Listed entries:
------------------------------
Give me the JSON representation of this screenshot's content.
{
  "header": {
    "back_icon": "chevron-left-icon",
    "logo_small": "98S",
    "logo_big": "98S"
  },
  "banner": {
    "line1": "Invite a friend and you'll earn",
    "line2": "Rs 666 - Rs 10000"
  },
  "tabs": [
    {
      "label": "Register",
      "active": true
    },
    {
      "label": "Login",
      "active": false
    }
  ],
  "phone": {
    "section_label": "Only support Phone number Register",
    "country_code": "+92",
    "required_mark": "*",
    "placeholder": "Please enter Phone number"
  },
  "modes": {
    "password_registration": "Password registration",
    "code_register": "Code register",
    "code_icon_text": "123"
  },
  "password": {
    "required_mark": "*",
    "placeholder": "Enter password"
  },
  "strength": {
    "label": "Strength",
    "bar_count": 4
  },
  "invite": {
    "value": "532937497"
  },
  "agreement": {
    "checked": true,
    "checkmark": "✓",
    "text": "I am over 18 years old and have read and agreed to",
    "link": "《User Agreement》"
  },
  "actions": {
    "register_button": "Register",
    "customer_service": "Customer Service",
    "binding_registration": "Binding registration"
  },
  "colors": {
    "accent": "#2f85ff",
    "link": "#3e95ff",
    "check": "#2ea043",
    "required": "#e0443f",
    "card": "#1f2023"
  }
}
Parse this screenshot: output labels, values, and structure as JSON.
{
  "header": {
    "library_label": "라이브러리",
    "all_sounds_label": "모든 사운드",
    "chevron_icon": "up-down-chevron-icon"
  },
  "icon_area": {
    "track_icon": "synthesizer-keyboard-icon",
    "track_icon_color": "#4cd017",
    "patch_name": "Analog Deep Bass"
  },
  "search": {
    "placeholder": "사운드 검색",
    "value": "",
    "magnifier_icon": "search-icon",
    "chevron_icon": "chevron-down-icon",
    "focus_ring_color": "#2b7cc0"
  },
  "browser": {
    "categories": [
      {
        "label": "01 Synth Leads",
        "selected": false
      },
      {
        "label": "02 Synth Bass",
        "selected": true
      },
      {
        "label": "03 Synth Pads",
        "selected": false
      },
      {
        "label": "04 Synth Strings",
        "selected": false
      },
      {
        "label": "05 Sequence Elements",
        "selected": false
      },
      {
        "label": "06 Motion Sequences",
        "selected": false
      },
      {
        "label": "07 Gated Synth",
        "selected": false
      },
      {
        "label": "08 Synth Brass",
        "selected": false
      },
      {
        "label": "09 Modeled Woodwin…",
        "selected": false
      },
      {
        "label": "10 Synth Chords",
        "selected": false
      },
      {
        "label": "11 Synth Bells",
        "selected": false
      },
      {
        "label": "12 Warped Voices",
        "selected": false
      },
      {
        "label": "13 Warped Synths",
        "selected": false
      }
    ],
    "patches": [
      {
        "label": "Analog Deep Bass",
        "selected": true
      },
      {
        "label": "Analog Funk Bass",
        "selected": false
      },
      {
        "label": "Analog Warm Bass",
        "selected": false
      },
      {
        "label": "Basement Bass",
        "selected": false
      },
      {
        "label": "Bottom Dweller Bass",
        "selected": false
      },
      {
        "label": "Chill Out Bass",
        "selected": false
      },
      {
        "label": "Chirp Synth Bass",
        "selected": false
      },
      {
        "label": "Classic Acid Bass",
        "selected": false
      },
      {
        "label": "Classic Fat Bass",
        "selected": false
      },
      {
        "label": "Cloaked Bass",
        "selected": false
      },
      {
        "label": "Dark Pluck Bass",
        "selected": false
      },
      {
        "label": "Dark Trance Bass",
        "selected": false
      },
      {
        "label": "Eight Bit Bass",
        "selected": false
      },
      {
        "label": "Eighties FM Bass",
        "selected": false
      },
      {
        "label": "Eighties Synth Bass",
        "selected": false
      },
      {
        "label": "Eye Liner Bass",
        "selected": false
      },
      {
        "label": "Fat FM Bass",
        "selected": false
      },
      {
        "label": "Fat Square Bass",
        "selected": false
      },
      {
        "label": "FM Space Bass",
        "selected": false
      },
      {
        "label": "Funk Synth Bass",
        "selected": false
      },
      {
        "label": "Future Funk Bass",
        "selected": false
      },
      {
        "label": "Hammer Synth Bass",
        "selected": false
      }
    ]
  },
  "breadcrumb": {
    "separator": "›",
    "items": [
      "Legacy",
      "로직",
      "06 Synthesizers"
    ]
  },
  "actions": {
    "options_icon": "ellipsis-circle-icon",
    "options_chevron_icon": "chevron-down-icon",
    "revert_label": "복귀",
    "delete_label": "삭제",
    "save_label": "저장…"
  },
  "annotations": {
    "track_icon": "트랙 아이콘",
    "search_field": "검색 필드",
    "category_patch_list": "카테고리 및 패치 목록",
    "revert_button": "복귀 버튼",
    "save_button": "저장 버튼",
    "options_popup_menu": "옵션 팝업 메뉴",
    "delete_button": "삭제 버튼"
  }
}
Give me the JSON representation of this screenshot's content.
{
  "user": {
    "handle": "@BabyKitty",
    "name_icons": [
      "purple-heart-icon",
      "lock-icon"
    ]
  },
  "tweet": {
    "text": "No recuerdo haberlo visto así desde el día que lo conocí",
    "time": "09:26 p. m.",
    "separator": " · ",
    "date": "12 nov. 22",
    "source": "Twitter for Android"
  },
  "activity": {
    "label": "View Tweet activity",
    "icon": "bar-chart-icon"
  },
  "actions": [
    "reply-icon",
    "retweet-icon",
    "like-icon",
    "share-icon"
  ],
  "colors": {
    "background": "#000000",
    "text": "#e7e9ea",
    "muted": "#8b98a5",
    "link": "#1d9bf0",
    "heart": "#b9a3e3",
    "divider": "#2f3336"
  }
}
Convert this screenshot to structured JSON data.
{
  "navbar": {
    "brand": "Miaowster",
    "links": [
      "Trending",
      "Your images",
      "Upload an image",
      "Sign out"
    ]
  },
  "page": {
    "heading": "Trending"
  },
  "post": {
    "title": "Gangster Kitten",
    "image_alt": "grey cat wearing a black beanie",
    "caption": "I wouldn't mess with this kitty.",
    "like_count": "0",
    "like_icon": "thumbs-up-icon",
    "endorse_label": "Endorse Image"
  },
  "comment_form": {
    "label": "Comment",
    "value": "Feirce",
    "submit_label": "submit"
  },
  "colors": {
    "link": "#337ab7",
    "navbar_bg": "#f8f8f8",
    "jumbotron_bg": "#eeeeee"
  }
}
------------------------------
Aim: Every line above should be retyped exactly as given.

Full response:
Give me the JSON representation of this screenshot's content.
{
  "header": {
    "back_icon": "chevron-left-icon",
    "logo_small": "98S",
    "logo_big": "98S"
  },
  "banner": {
    "line1": "Invite a friend and you'll earn",
    "line2": "Rs 666 - Rs 10000"
  },
  "tabs": [
    {
      "label": "Register",
      "active": true
    },
    {
      "label": "Login",
      "active": false
    }
  ],
  "phone": {
    "section_label": "Only support Phone number Register",
    "country_code": "+92",
    "required_mark": "*",
    "placeholder": "Please enter Phone number"
  },
  "modes": {
    "password_registration": "Password registration",
    "code_register": "Code register",
    "code_icon_text": "123"
  },
  "password": {
    "required_mark": "*",
    "placeholder": "Enter password"
  },
  "strength": {
    "label": "Strength",
    "bar_count": 4
  },
  "invite": {
    "value": "532937497"
  },
  "agreement": {
    "checked": true,
    "checkmark": "✓",
    "text": "I am over 18 years old and have read and agreed to",
    "link": "《User Agreement》"
  },
  "actions": {
    "register_button": "Register",
    "customer_service": "Customer Service",
    "binding_registration": "Binding registration"
  },
  "colors": {
    "accent": "#2f85ff",
    "link": "#3e95ff",
    "check": "#2ea043",
    "required": "#e0443f",
    "card": "#1f2023"
  }
}
Parse this screenshot: output labels, values, and structure as JSON.
{
  "header": {
    "library_label": "라이브러리",
    "all_sounds_label": "모든 사운드",
    "chevron_icon": "up-down-chevron-icon"
  },
  "icon_area": {
    "track_icon": "synthesizer-keyboard-icon",
    "track_icon_color": "#4cd017",
    "patch_name": "Analog Deep Bass"
  },
  "search": {
    "placeholder": "사운드 검색",
    "value": "",
    "magnifier_icon": "search-icon",
    "chevron_icon": "chevron-down-icon",
    "focus_ring_color": "#2b7cc0"
  },
  "browser": {
    "categories": [
      {
        "label": "01 Synth Leads",
        "selected": false
      },
      {
        "label": "02 Synth Bass",
        "selected": true
      },
      {
        "label": "03 Synth Pads",
        "selected": false
      },
      {
        "label": "04 Synth Strings",
        "selected": false
      },
      {
        "label": "05 Sequence Elements",
        "selected": false
      },
      {
        "label": "06 Motion Sequences",
        "selected": false
      },
      {
        "label": "07 Gated Synth",
        "selected": false
      },
      {
        "label": "08 Synth Brass",
        "selected": false
      },
      {
        "label": "09 Modeled Woodwin…",
        "selected": false
      },
      {
        "label": "10 Synth Chords",
        "selected": false
      },
      {
        "label": "11 Synth Bells",
        "selected": false
      },
      {
        "label": "12 Warped Voices",
        "selected": false
      },
      {
        "label": "13 Warped Synths",
        "selected": false
      }
    ],
    "patches": [
      {
        "label": "Analog Deep Bass",
        "selected": true
      },
      {
        "label": "Analog Funk Bass",
        "selected": false
      },
      {
        "label": "Analog Warm Bass",
        "selected": false
      },
      {
        "label": "Basement Bass",
        "selected": false
      },
      {
        "label": "Bottom Dweller Bass",
        "selected": false
      },
      {
        "label": "Chill Out Bass",
        "selected": false
      },
      {
        "label": "Chirp Synth Bass",
        "selected": false
      },
      {
        "label": "Classic Acid Bass",
        "selected": false
      },
      {
        "label": "Classic Fat Bass",
        "selected": false
      },
      {
        "label": "Cloaked Bass",
        "selected": false
      },
      {
        "label": "Dark Pluck Bass",
        "selected": false
      },
      {
        "label": "Dark Trance Bass",
        "selected": false
      },
      {
        "label": "Eight Bit Bass",
        "selected": false
      },
      {
        "label": "Eighties FM Bass",
        "selected": false
      },
      {
        "label": "Eighties Synth Bass",
        "selected": false
      },
      {
        "label": "Eye Liner Bass",
        "selected": false
      },
      {
        "label": "Fat FM Bass",
        "selected": false
      },
      {
        "label": "Fat Square Bass",
        "selected": false
      },
      {
        "label": "FM Space Bass",
        "selected": false
      },
      {
        "label": "Funk Synth Bass",
        "selected": false
      },
      {
        "label": "Future Funk Bass",
        "selected": false
      },
      {
        "label": "Hammer Synth Bass",
        "selected": false
      }
    ]
  },
  "breadcrumb": {
    "separator": "›",
    "items": [
      "Legacy",
      "로직",
      "06 Synthesizers"
    ]
  },
  "actions": {
    "options_icon": "ellipsis-circle-icon",
    "options_chevron_icon": "chevron-down-icon",
    "revert_label": "복귀",
    "delete_label": "삭제",
    "save_label": "저장…"
  },
  "annotations": {
    "track_icon": "트랙 아이콘",
    "search_field": "검색 필드",
    "category_patch_list": "카테고리 및 패치 목록",
    "revert_button": "복귀 버튼",
    "save_button": "저장 버튼",
    "options_popup_menu": "옵션 팝업 메뉴",
    "delete_button": "삭제 버튼"
  }
}
Give me the JSON representation of this screenshot's content.
{
  "user": {
    "handle": "@BabyKitty",
    "name_icons": [
      "purple-heart-icon",
      "lock-icon"
    ]
  },
  "tweet": {
    "text": "No recuerdo haberlo visto así desde el día que lo conocí",
    "time": "09:26 p. m.",
    "separator": " · ",
    "date": "12 nov. 22",
    "source": "Twitter for Android"
  },
  "activity": {
    "label": "View Tweet activity",
    "icon": "bar-chart-icon"
  },
  "actions": [
    "reply-icon",
    "retweet-icon",
    "like-icon",
    "share-icon"
  ],
  "colors": {
    "background": "#000000",
    "text": "#e7e9ea",
    "muted": "#8b98a5",
    "link": "#1d9bf0",
    "heart": "#b9a3e3",
    "divider": "#2f3336"
  }
}
Convert this screenshot to structured JSON data.
{
  "navbar": {
    "brand": "Miaowster",
    "links": [
      "Trending",
      "Your images",
      "Upload an image",
      "Sign out"
    ]
  },
  "page": {
    "heading": "Trending"
  },
  "post": {
    "title": "Gangster Kitten",
    "image_alt": "grey cat wearing a black beanie",
    "caption": "I wouldn't mess with this kitty.",
    "like_count": "0",
    "like_icon": "thumbs-up-icon",
    "endorse_label": "Endorse Image"
  },
  "comment_form": {
    "label": "Comment",
    "value": "Feirce",
    "submit_label": "submit"
  },
  "colors": {
    "link": "#337ab7",
    "navbar_bg": "#f8f8f8",
    "jumbotron_bg": "#eeeeee"
  }
}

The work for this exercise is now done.